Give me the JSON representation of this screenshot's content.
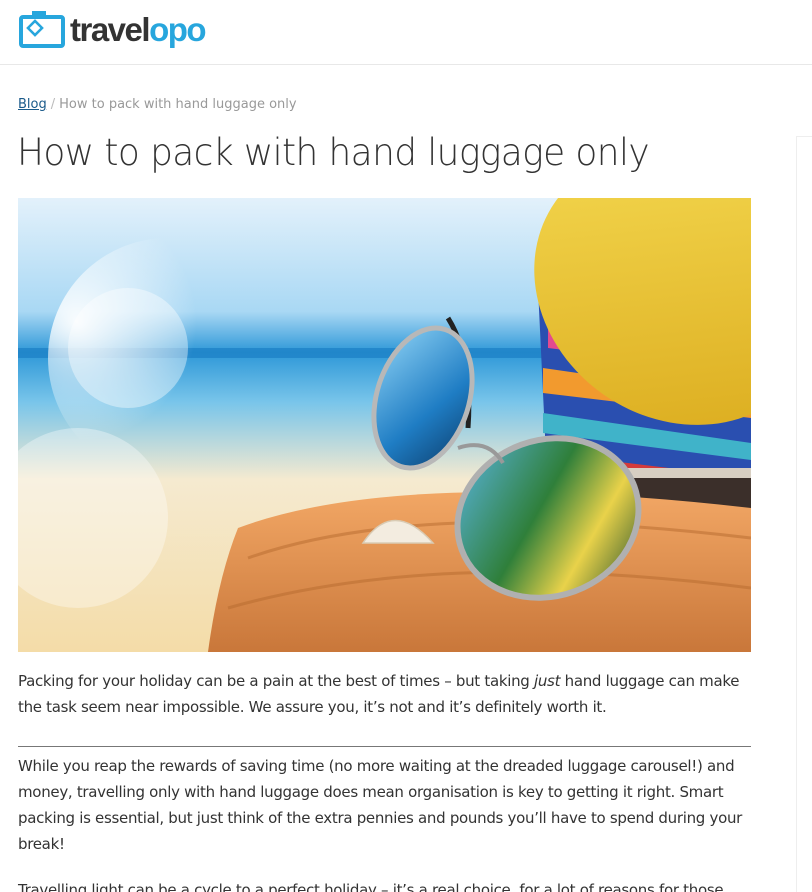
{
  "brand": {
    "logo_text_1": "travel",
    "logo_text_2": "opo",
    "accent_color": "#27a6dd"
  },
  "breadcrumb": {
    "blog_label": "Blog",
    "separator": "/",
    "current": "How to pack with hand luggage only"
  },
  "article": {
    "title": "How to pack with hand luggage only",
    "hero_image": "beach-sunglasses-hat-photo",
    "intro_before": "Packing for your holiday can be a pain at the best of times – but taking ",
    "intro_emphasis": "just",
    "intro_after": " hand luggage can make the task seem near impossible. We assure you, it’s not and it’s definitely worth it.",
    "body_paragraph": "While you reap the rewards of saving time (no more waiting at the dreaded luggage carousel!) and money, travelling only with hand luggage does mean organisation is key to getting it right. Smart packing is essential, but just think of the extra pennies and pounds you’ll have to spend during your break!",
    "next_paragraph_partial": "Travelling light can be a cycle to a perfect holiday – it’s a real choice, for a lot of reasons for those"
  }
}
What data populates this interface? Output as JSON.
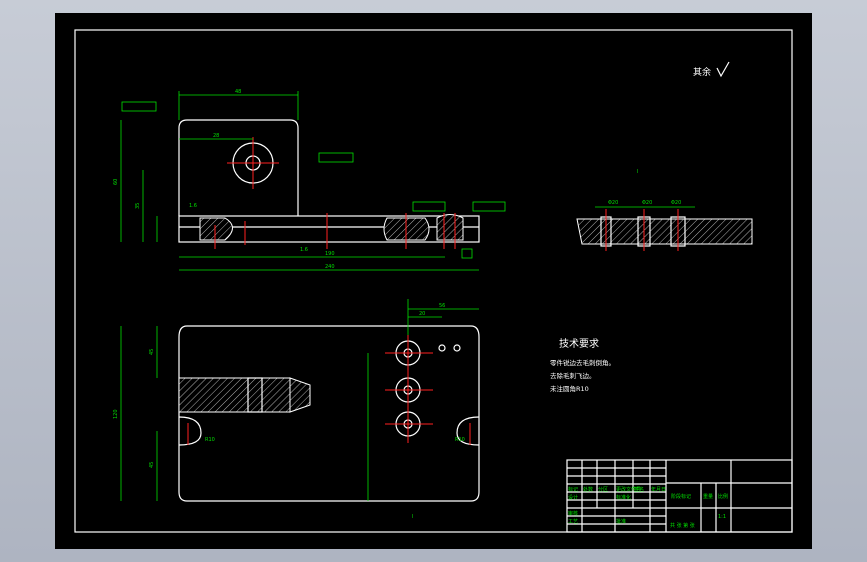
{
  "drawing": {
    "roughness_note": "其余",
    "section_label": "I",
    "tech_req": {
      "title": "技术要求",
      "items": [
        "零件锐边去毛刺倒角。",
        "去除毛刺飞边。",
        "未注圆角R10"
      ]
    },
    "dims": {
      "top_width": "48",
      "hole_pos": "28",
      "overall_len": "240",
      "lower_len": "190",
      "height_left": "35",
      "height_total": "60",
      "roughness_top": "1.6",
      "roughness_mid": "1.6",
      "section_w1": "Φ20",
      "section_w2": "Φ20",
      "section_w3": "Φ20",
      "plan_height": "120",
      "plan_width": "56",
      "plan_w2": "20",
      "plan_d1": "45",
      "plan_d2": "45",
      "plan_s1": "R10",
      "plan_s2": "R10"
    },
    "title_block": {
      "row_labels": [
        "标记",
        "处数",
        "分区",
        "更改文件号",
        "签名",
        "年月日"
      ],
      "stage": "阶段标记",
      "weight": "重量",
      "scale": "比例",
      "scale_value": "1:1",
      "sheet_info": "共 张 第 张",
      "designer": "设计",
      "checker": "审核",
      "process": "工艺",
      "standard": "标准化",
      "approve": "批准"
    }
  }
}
_ _ _ _ _
* [THE PROBLEM]
The word "hand" may occur in lines of the records. Report how many such lines there are, giving only the number.

* [CORRECT ANSWER]
4